## To be done
Write out every entry precisely as given, leaving the pictures out.

## Dataset extract
......

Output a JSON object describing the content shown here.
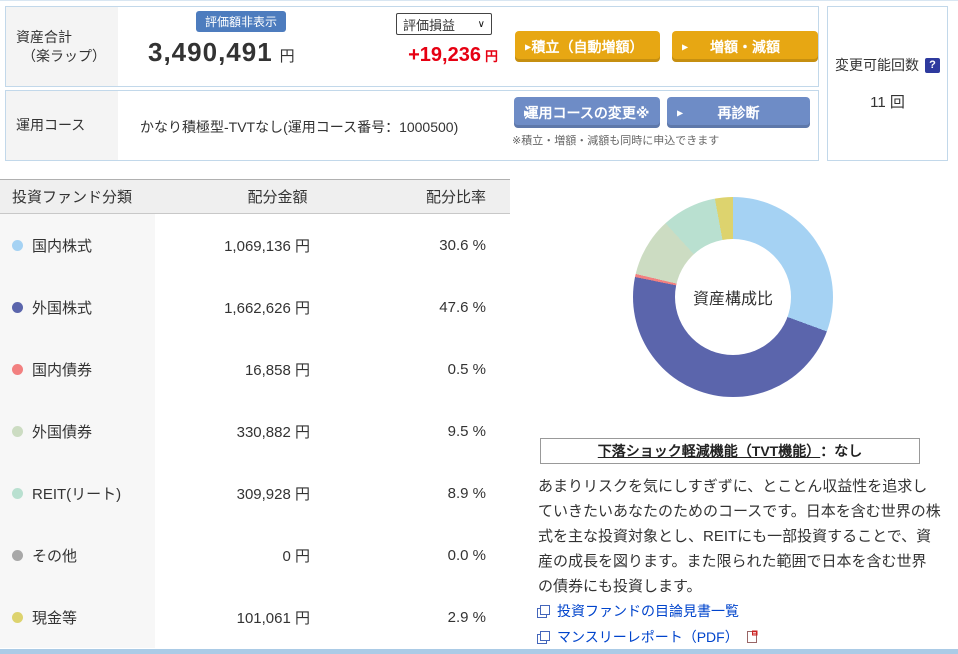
{
  "header": {
    "assets_label_line1": "資産合計",
    "assets_label_line2": "（楽ラップ）",
    "hide_badge": "評価額非表示",
    "total_amount": "3,490,491",
    "yen": "円",
    "pl_select_value": "評価損益",
    "pl_value": "+19,236",
    "btn_tsumitate": "積立（自動増額）",
    "btn_zougen": "増額・減額",
    "course_label": "運用コース",
    "course_value": "かなり積極型-TVTなし(運用コース番号：1000500)",
    "btn_course_change": "運用コースの変更※",
    "btn_rediagnosis": "再診断",
    "note": "※積立・増額・減額も同時に申込できます",
    "change_count_label": "変更可能回数",
    "change_count_value": "11 回"
  },
  "icons": {
    "button_arrow": "▶",
    "select_chevron": "∨",
    "help": "?"
  },
  "fund_table": {
    "headers": [
      "投資ファンド分類",
      "配分金額",
      "配分比率"
    ],
    "rows": [
      {
        "label": "国内株式",
        "amount": "1,069,136 円",
        "ratio": "30.6 %",
        "color": "#a5d2f3"
      },
      {
        "label": "外国株式",
        "amount": "1,662,626 円",
        "ratio": "47.6 %",
        "color": "#5b65ac"
      },
      {
        "label": "国内債券",
        "amount": "16,858 円",
        "ratio": "0.5 %",
        "color": "#f28080"
      },
      {
        "label": "外国債券",
        "amount": "330,882 円",
        "ratio": "9.5 %",
        "color": "#ccdcc2"
      },
      {
        "label": "REIT(リート)",
        "amount": "309,928 円",
        "ratio": "8.9 %",
        "color": "#b9e0d0"
      },
      {
        "label": "その他",
        "amount": "0 円",
        "ratio": "0.0 %",
        "color": "#a8a8a8"
      },
      {
        "label": "現金等",
        "amount": "101,061 円",
        "ratio": "2.9 %",
        "color": "#ddd36e"
      }
    ]
  },
  "chart_data": {
    "type": "donut",
    "title": "資産構成比",
    "categories": [
      "国内株式",
      "外国株式",
      "国内債券",
      "外国債券",
      "REIT(リート)",
      "その他",
      "現金等"
    ],
    "values": [
      30.6,
      47.6,
      0.5,
      9.5,
      8.9,
      0.0,
      2.9
    ],
    "amounts_yen": [
      1069136,
      1662626,
      16858,
      330882,
      309928,
      0,
      101061
    ],
    "colors": [
      "#a5d2f3",
      "#5b65ac",
      "#f28080",
      "#ccdcc2",
      "#b9e0d0",
      "#a8a8a8",
      "#ddd36e"
    ],
    "start_angle_deg": 0,
    "direction": "clockwise",
    "legend_position": "none",
    "center_label": "資産構成比"
  },
  "tvt": {
    "label": "下落ショック軽減機能（TVT機能）",
    "value": "：なし"
  },
  "description": "あまりリスクを気にしすぎずに、とことん収益性を追求していきたいあなたのためのコースです。日本を含む世界の株式を主な投資対象とし、REITにも一部投資することで、資産の成長を図ります。また限られた範囲で日本を含む世界の債券にも投資します。",
  "links": [
    {
      "label": "投資ファンドの目論見書一覧"
    },
    {
      "label": "マンスリーレポート（PDF）"
    }
  ],
  "colors": {
    "accent_gold": "#e7a713",
    "accent_blue_button": "#6e8cc6",
    "badge_blue": "#4d7cbe",
    "profit_red": "#e60012",
    "border_light_blue": "#c2d8ea",
    "link_blue": "#0044cc",
    "bottom_bar": "#abcbe6"
  }
}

......

## Right answer
Output a JSON object describing the content shown here.
{
  "header": {
    "assets_label_line1": "資産合計",
    "assets_label_line2": "（楽ラップ）",
    "hide_badge": "評価額非表示",
    "total_amount": "3,490,491",
    "yen": "円",
    "pl_select_value": "評価損益",
    "pl_value": "+19,236",
    "btn_tsumitate": "積立（自動増額）",
    "btn_zougen": "増額・減額",
    "course_label": "運用コース",
    "course_value": "かなり積極型-TVTなし(運用コース番号：1000500)",
    "btn_course_change": "運用コースの変更※",
    "btn_rediagnosis": "再診断",
    "note": "※積立・増額・減額も同時に申込できます",
    "change_count_label": "変更可能回数",
    "change_count_value": "11 回"
  },
  "icons": {
    "button_arrow": "▶",
    "select_chevron": "∨",
    "help": "?"
  },
  "fund_table": {
    "headers": [
      "投資ファンド分類",
      "配分金額",
      "配分比率"
    ],
    "rows": [
      {
        "label": "国内株式",
        "amount": "1,069,136 円",
        "ratio": "30.6 %",
        "color": "#a5d2f3"
      },
      {
        "label": "外国株式",
        "amount": "1,662,626 円",
        "ratio": "47.6 %",
        "color": "#5b65ac"
      },
      {
        "label": "国内債券",
        "amount": "16,858 円",
        "ratio": "0.5 %",
        "color": "#f28080"
      },
      {
        "label": "外国債券",
        "amount": "330,882 円",
        "ratio": "9.5 %",
        "color": "#ccdcc2"
      },
      {
        "label": "REIT(リート)",
        "amount": "309,928 円",
        "ratio": "8.9 %",
        "color": "#b9e0d0"
      },
      {
        "label": "その他",
        "amount": "0 円",
        "ratio": "0.0 %",
        "color": "#a8a8a8"
      },
      {
        "label": "現金等",
        "amount": "101,061 円",
        "ratio": "2.9 %",
        "color": "#ddd36e"
      }
    ]
  },
  "chart_data": {
    "type": "donut",
    "title": "資産構成比",
    "categories": [
      "国内株式",
      "外国株式",
      "国内債券",
      "外国債券",
      "REIT(リート)",
      "その他",
      "現金等"
    ],
    "values": [
      30.6,
      47.6,
      0.5,
      9.5,
      8.9,
      0.0,
      2.9
    ],
    "amounts_yen": [
      1069136,
      1662626,
      16858,
      330882,
      309928,
      0,
      101061
    ],
    "colors": [
      "#a5d2f3",
      "#5b65ac",
      "#f28080",
      "#ccdcc2",
      "#b9e0d0",
      "#a8a8a8",
      "#ddd36e"
    ],
    "start_angle_deg": 0,
    "direction": "clockwise",
    "legend_position": "none",
    "center_label": "資産構成比"
  },
  "tvt": {
    "label": "下落ショック軽減機能（TVT機能）",
    "value": "：なし"
  },
  "description": "あまりリスクを気にしすぎずに、とことん収益性を追求していきたいあなたのためのコースです。日本を含む世界の株式を主な投資対象とし、REITにも一部投資することで、資産の成長を図ります。また限られた範囲で日本を含む世界の債券にも投資します。",
  "links": [
    {
      "label": "投資ファンドの目論見書一覧"
    },
    {
      "label": "マンスリーレポート（PDF）"
    }
  ],
  "colors": {
    "accent_gold": "#e7a713",
    "accent_blue_button": "#6e8cc6",
    "badge_blue": "#4d7cbe",
    "profit_red": "#e60012",
    "border_light_blue": "#c2d8ea",
    "link_blue": "#0044cc",
    "bottom_bar": "#abcbe6"
  }
}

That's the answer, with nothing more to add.